Reading passage:
◇ ◇ ◇

Ross Douthat, the 37 year old Catholic New York Timesʼ wunderkind op ed columnist is on a quest to save intellectual conservatism, and tried to lead prof. Tyler Cowen at George Mason University toward the Christian fold or at least back toward classical theism, because Tyler recently wrote, Why I Donʼt Believe in God.

In response, Ross wrote, Should Tyler Cowen Believe in God?

In so far as famous letter exchanges go (like More-Tyndale, or Burgh-Spinoza) their exchange was light and light-hearted, but if I may interject:

Dear Ross Douthat, Your argument in favor of “anthropomorphism on the surface” seems less than likely to lead Tyler to join the religious fold if only because there are some horrendous anthropomorphically depicted “acts of God” in the Bible. No doubt one can imagine God as something other than a physical man sitting on a physical throne above a solid firmament as in the book of Ezekiel, but to imagine God as drowning human children, pregnant women and animals in a worldwide flood, or imagining God commanding that his followers bloody their swords murdering entire cities and then threatening to wipe his own people off the face of the earth if they donʼt do just that (see Deuteronomy), or imagining angels tossing people against their will into a lake of fire whose smoke rises forever, or God inviting people to a party only to lock them out forever if they arrive late, or God commanding that his enemies be brought before him and be slaughtered before his eyes, or God commanding that the servant who didn't do his master's will should be beaten with many stripes (the latter four examples are from the New Testament, not the Old one), that's the more central problem with a god whose actions appear bloody human in the sense of their vengefulness, jealousy, impatience, anger. For far more extensive reasons why the “anthropomorphism” is not merely “on the surface,” please see see Dr. Jako Gerickeʼs Can God exist if Yahweh doesnʼt?, and Prof. Hector Avalosʼs The Bad Jesus, Love, and the Parochialism of New Testament Ethics.

◇ ◇ ◇

Provided material:

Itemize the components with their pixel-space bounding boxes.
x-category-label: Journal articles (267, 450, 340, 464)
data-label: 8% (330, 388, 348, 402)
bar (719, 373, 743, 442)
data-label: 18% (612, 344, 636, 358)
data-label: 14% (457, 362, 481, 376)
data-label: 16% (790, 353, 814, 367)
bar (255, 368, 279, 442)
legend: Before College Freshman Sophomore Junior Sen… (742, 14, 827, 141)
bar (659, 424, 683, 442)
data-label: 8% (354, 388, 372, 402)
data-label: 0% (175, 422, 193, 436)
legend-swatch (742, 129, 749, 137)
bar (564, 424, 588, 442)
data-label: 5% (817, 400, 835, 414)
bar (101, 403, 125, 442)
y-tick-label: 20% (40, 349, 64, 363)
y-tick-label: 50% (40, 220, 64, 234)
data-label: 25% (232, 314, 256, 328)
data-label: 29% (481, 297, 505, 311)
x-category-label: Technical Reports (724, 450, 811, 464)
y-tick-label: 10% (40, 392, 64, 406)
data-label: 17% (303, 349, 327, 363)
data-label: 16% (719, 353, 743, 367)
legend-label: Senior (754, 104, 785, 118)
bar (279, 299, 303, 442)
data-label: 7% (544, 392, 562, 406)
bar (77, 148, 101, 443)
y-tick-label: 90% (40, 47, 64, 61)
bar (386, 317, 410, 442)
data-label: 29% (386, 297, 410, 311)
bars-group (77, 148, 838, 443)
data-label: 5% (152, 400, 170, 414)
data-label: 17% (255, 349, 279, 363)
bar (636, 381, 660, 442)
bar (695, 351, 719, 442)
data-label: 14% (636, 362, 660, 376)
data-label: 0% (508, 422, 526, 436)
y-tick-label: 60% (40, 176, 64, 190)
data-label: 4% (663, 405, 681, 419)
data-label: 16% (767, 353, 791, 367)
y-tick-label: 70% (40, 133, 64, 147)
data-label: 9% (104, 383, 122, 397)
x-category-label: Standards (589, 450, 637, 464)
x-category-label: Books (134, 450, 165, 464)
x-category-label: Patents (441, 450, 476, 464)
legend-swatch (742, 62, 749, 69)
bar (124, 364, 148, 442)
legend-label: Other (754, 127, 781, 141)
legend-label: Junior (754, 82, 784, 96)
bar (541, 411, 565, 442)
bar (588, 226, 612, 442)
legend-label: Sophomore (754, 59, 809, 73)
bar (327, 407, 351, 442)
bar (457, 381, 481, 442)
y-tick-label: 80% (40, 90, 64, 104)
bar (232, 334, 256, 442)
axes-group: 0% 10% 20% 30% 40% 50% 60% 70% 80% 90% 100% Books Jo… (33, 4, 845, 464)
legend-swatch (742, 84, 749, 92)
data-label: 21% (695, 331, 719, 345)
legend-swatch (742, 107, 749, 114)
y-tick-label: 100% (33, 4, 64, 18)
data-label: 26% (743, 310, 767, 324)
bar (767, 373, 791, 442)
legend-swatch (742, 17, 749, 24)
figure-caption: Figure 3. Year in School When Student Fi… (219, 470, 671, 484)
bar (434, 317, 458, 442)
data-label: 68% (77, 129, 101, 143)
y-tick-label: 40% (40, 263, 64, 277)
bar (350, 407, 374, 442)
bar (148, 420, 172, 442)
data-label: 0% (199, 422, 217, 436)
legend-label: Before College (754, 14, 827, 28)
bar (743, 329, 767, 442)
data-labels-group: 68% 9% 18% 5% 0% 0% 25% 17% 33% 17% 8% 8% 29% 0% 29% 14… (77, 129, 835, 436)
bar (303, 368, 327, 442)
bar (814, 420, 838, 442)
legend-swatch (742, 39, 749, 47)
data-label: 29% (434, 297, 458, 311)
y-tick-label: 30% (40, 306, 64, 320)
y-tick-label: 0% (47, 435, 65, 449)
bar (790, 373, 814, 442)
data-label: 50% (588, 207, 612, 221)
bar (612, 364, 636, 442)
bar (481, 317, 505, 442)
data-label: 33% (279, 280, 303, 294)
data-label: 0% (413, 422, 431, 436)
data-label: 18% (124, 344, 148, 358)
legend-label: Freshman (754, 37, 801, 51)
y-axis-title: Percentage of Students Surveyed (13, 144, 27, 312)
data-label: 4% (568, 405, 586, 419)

◇ ◇ ◇

Problem set:
[1] In the passage about Ross Douthat and Tyler Cowen, at which university does Tyler Cowen teach?
[2] Translate this sentence from the passage about Ross Douthat and Tyler Cowen into Spanish: "In response, Ross wrote, Should Tyler Cowen Believe in God?"
[3] Write the next part of the passage about Ross Douthat and Tyler Cowen, picking up after its final sentence.
The records aren't needed for any of this.

Final answers:
[1] George Mason University.

[2] En respuesta, Ross escribió: ¿Debería Tyler Cowen creer en Dios?

[3]
You invite Tyler to “give religious commitment a slightly longer look.” But there are plenty who gave Christian religious commitment a very long look and left the fold after spending years or decades in the pulpit or monastery, or in Christian radio broadcasting, or Christian politics, or Christian apologetics, or as Old or New Testament scholars. Not to mention cases in which the children of Christian clergy, or children of writers for Christianity Today, or children of Christian apologists raised to early adulthood immersed in Christian family and faith, grew more moderate/liberal than their parents or even left the fold. In short, questions regarding religious beliefs, “special revelation,” as well as the question of how and why beliefs change, appear to be endless. See this sampling of about 300 first hand published testimonies, most of them recent, of ministers and others who gave their Christian religious commitments a long look before entertaining greater doubts and/or leaving the fold, click here. There is also an online piece that replies to the claim some apologists make that the Christian religious experience is “unique.”

Nor need one become an atheist who claims that everyoneʼs religious experiences are false in order to ask, How can God (or whatever is out there) expect us to know what to make of the diversity of religious beliefs and miracle stories? We are presented with a mixed bag of evidence.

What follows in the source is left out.